[Lines of data]
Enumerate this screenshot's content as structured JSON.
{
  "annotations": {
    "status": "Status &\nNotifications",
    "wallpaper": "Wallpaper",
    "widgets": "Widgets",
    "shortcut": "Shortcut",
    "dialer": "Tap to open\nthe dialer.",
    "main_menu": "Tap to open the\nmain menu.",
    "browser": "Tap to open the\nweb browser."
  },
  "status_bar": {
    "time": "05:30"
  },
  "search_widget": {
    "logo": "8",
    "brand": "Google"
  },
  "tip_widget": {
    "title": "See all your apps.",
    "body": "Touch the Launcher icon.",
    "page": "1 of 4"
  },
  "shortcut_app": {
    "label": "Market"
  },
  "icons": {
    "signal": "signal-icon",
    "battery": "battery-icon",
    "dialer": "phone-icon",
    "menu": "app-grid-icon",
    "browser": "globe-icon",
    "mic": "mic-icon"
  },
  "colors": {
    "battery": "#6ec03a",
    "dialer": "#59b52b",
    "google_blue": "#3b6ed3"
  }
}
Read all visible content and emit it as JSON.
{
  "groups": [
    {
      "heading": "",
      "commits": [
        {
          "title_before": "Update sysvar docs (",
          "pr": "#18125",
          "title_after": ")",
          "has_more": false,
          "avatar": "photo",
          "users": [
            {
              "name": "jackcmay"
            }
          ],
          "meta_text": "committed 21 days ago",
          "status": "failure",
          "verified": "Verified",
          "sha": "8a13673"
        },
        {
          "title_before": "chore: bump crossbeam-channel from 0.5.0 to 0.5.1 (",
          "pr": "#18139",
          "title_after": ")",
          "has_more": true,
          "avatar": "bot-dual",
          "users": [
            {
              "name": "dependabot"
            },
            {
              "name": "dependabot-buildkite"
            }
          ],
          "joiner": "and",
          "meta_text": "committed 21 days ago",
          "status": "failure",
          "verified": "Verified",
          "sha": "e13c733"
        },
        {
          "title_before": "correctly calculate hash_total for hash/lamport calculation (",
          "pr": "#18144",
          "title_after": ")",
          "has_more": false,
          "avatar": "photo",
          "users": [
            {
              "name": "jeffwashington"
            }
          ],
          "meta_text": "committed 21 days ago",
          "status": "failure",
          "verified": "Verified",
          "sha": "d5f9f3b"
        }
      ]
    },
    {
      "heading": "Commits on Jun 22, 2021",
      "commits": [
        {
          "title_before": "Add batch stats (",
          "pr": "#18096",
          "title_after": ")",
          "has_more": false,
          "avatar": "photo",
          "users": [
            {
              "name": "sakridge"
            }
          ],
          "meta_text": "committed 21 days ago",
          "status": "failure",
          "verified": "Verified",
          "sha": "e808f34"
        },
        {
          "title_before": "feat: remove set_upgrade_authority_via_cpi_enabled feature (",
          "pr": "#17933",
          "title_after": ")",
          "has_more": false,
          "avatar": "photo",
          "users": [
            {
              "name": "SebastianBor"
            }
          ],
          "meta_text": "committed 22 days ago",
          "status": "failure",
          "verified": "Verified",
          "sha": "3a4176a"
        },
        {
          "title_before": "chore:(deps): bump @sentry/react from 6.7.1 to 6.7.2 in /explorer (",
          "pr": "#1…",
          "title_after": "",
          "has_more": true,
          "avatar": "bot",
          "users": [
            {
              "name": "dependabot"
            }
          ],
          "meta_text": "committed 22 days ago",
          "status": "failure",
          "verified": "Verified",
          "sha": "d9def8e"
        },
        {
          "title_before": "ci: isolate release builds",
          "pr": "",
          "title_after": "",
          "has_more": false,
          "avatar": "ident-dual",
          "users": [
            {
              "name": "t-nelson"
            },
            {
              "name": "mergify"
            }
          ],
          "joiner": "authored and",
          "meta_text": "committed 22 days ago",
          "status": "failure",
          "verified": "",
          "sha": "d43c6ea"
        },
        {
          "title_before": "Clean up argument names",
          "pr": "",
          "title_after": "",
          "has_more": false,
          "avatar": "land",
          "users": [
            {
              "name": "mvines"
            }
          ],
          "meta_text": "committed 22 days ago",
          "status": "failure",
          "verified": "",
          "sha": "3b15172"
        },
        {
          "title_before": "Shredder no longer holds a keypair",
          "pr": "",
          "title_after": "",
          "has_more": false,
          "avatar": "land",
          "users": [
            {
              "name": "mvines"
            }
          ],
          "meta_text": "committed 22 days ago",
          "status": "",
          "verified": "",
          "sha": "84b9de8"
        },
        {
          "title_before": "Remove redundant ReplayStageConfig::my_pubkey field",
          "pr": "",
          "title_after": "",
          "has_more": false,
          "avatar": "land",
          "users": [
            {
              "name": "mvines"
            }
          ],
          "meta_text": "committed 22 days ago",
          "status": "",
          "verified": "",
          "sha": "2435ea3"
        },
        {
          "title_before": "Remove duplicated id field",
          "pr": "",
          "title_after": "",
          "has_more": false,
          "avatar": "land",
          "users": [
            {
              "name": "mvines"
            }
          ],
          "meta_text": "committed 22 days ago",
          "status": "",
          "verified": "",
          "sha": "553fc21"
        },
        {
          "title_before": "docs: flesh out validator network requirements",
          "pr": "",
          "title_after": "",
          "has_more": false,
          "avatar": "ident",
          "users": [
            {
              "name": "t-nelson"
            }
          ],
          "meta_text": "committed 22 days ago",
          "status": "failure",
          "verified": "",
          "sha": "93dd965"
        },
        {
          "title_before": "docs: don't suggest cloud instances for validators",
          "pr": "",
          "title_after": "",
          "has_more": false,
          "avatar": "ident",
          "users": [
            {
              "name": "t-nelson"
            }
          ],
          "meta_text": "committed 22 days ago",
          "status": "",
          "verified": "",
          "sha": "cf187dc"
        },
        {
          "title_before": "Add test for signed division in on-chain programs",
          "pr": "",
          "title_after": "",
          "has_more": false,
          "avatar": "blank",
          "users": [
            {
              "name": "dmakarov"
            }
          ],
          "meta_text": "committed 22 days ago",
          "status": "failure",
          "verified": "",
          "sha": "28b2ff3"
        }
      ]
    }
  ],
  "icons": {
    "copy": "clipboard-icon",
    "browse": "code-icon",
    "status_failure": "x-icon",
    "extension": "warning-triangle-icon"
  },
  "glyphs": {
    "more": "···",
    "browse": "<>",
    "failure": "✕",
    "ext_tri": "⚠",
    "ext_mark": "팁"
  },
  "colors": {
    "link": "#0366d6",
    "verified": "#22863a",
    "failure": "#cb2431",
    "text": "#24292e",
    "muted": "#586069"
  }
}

Task prompt
Copy every line of the records above that holds the word "from".

Result of this task
          "title_before": "chore: bump crossbeam-channel from 0.5.0 to 0.5.1 (",
          "title_before": "chore:(deps): bump @sentry/react from 6.7.1 to 6.7.2 in /explorer (",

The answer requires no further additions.